[Items from a figure collection]
********

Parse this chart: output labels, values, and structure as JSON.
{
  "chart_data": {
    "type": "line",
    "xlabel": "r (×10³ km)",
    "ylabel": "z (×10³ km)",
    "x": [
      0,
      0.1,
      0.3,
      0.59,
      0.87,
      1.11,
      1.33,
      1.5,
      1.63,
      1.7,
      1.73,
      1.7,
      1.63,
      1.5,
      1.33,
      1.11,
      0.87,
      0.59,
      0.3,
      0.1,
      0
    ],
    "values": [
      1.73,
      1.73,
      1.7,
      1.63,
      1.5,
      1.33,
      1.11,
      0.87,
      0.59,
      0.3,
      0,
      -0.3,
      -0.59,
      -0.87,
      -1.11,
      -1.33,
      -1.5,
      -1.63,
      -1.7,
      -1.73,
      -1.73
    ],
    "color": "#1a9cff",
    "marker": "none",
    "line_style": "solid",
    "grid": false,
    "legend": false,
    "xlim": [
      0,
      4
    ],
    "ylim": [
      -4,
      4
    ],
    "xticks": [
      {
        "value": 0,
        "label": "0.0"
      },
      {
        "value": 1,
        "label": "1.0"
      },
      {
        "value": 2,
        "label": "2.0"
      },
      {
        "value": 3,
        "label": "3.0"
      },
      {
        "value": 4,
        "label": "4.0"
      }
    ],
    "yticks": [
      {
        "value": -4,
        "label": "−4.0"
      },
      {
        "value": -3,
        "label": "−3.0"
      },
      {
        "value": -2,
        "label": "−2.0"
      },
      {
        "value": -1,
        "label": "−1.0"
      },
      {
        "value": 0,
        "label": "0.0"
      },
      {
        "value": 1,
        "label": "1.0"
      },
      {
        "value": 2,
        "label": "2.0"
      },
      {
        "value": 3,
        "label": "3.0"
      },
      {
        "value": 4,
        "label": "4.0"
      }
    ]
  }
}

********

• **REQUEST**: Write out every record verbatim.

• **SOLUTION TO THIS PROBLEM**:
Parse this chart: output labels, values, and structure as JSON.
{
  "chart_data": {
    "type": "line",
    "xlabel": "r (×10³ km)",
    "ylabel": "z (×10³ km)",
    "x": [
      0,
      0.1,
      0.3,
      0.59,
      0.87,
      1.11,
      1.33,
      1.5,
      1.63,
      1.7,
      1.73,
      1.7,
      1.63,
      1.5,
      1.33,
      1.11,
      0.87,
      0.59,
      0.3,
      0.1,
      0
    ],
    "values": [
      1.73,
      1.73,
      1.7,
      1.63,
      1.5,
      1.33,
      1.11,
      0.87,
      0.59,
      0.3,
      0,
      -0.3,
      -0.59,
      -0.87,
      -1.11,
      -1.33,
      -1.5,
      -1.63,
      -1.7,
      -1.73,
      -1.73
    ],
    "color": "#1a9cff",
    "marker": "none",
    "line_style": "solid",
    "grid": false,
    "legend": false,
    "xlim": [
      0,
      4
    ],
    "ylim": [
      -4,
      4
    ],
    "xticks": [
      {
        "value": 0,
        "label": "0.0"
      },
      {
        "value": 1,
        "label": "1.0"
      },
      {
        "value": 2,
        "label": "2.0"
      },
      {
        "value": 3,
        "label": "3.0"
      },
      {
        "value": 4,
        "label": "4.0"
      }
    ],
    "yticks": [
      {
        "value": -4,
        "label": "−4.0"
      },
      {
        "value": -3,
        "label": "−3.0"
      },
      {
        "value": -2,
        "label": "−2.0"
      },
      {
        "value": -1,
        "label": "−1.0"
      },
      {
        "value": 0,
        "label": "0.0"
      },
      {
        "value": 1,
        "label": "1.0"
      },
      {
        "value": 2,
        "label": "2.0"
      },
      {
        "value": 3,
        "label": "3.0"
      },
      {
        "value": 4,
        "label": "4.0"
      }
    ]
  }
}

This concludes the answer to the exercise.